Exercise goal: Say how many lines contain the word "toughness" and give no other text.

Information given:
-- -- --

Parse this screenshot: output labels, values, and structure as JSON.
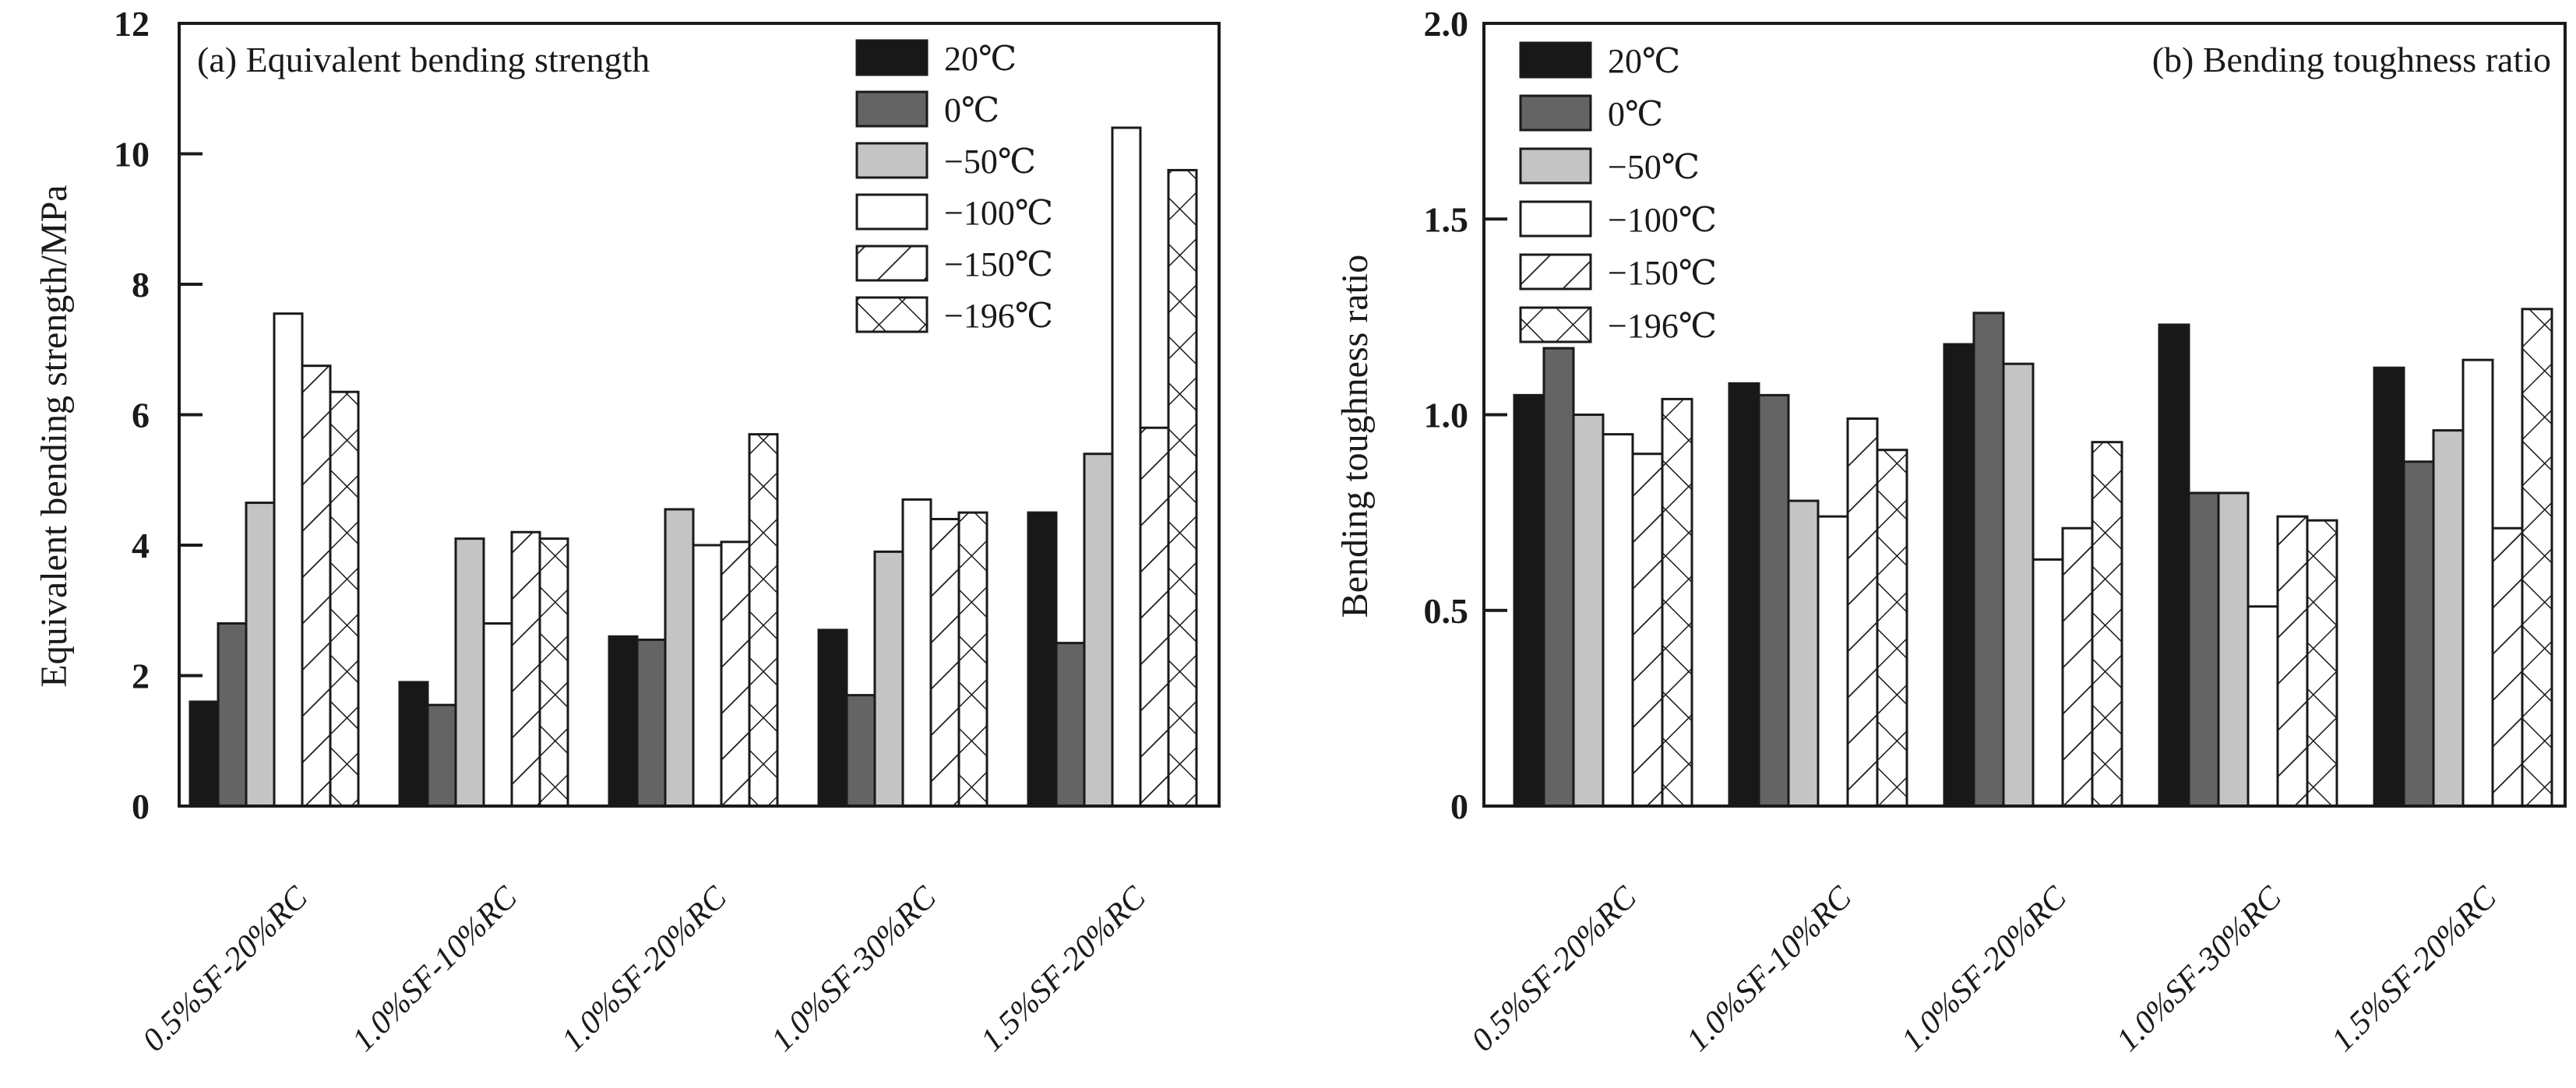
{
  "figure": {
    "panels": [
      {
        "id": "a",
        "title": "(a) Equivalent bending strength",
        "ylabel": "Equivalent bending strength/MPa"
      },
      {
        "id": "b",
        "title": "(b) Bending toughness ratio",
        "ylabel": "Bending toughness ratio"
      }
    ]
  },
  "colors": {
    "black": "#181818",
    "dark_gray": "#646464",
    "light_gray": "#c4c4c4",
    "white": "#ffffff",
    "line": "#1a1a1a",
    "background": "#ffffff"
  },
  "chart_data": [
    {
      "type": "bar",
      "panel_label": "(a) Equivalent bending strength",
      "ylabel": "Equivalent bending strength/MPa",
      "ylim": [
        0,
        12
      ],
      "yticks": [
        0,
        2,
        4,
        6,
        8,
        10,
        12
      ],
      "ytick_labels": [
        "0",
        "2",
        "4",
        "6",
        "8",
        "10",
        "12"
      ],
      "grid": false,
      "legend_position": "upper-inside-left-of-center",
      "categories": [
        "0.5%SF-20%RC",
        "1.0%SF-10%RC",
        "1.0%SF-20%RC",
        "1.0%SF-30%RC",
        "1.5%SF-20%RC"
      ],
      "series": [
        {
          "name": "20℃",
          "pattern": "solid-black",
          "values": [
            1.6,
            1.9,
            2.6,
            2.7,
            4.5
          ]
        },
        {
          "name": "0℃",
          "pattern": "solid-dark-gray",
          "values": [
            2.8,
            1.55,
            2.55,
            1.7,
            2.5
          ]
        },
        {
          "name": "−50℃",
          "pattern": "solid-light-gray",
          "values": [
            4.65,
            4.1,
            4.55,
            3.9,
            5.4
          ]
        },
        {
          "name": "−100℃",
          "pattern": "solid-white",
          "values": [
            7.55,
            2.8,
            4.0,
            4.7,
            10.4
          ]
        },
        {
          "name": "−150℃",
          "pattern": "diagonal-hatch",
          "values": [
            6.75,
            4.2,
            4.05,
            4.4,
            5.8
          ]
        },
        {
          "name": "−196℃",
          "pattern": "cross-hatch",
          "values": [
            6.35,
            4.1,
            5.7,
            4.5,
            9.75
          ]
        }
      ]
    },
    {
      "type": "bar",
      "panel_label": "(b) Bending toughness ratio",
      "ylabel": "Bending toughness ratio",
      "ylim": [
        0,
        2
      ],
      "yticks": [
        0,
        0.5,
        1.0,
        1.5,
        2.0
      ],
      "ytick_labels": [
        "0",
        "0.5",
        "1.0",
        "1.5",
        "2.0"
      ],
      "grid": false,
      "legend_position": "upper-left-inside",
      "categories": [
        "0.5%SF-20%RC",
        "1.0%SF-10%RC",
        "1.0%SF-20%RC",
        "1.0%SF-30%RC",
        "1.5%SF-20%RC"
      ],
      "series": [
        {
          "name": "20℃",
          "pattern": "solid-black",
          "values": [
            1.05,
            1.08,
            1.18,
            1.23,
            1.12
          ]
        },
        {
          "name": "0℃",
          "pattern": "solid-dark-gray",
          "values": [
            1.17,
            1.05,
            1.26,
            0.8,
            0.88
          ]
        },
        {
          "name": "−50℃",
          "pattern": "solid-light-gray",
          "values": [
            1.0,
            0.78,
            1.13,
            0.8,
            0.96
          ]
        },
        {
          "name": "−100℃",
          "pattern": "solid-white",
          "values": [
            0.95,
            0.74,
            0.63,
            0.51,
            1.14
          ]
        },
        {
          "name": "−150℃",
          "pattern": "diagonal-hatch",
          "values": [
            0.9,
            0.99,
            0.71,
            0.74,
            0.71
          ]
        },
        {
          "name": "−196℃",
          "pattern": "cross-hatch",
          "values": [
            1.04,
            0.91,
            0.93,
            0.73,
            1.27
          ]
        }
      ]
    }
  ]
}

-- -- --

Output: 4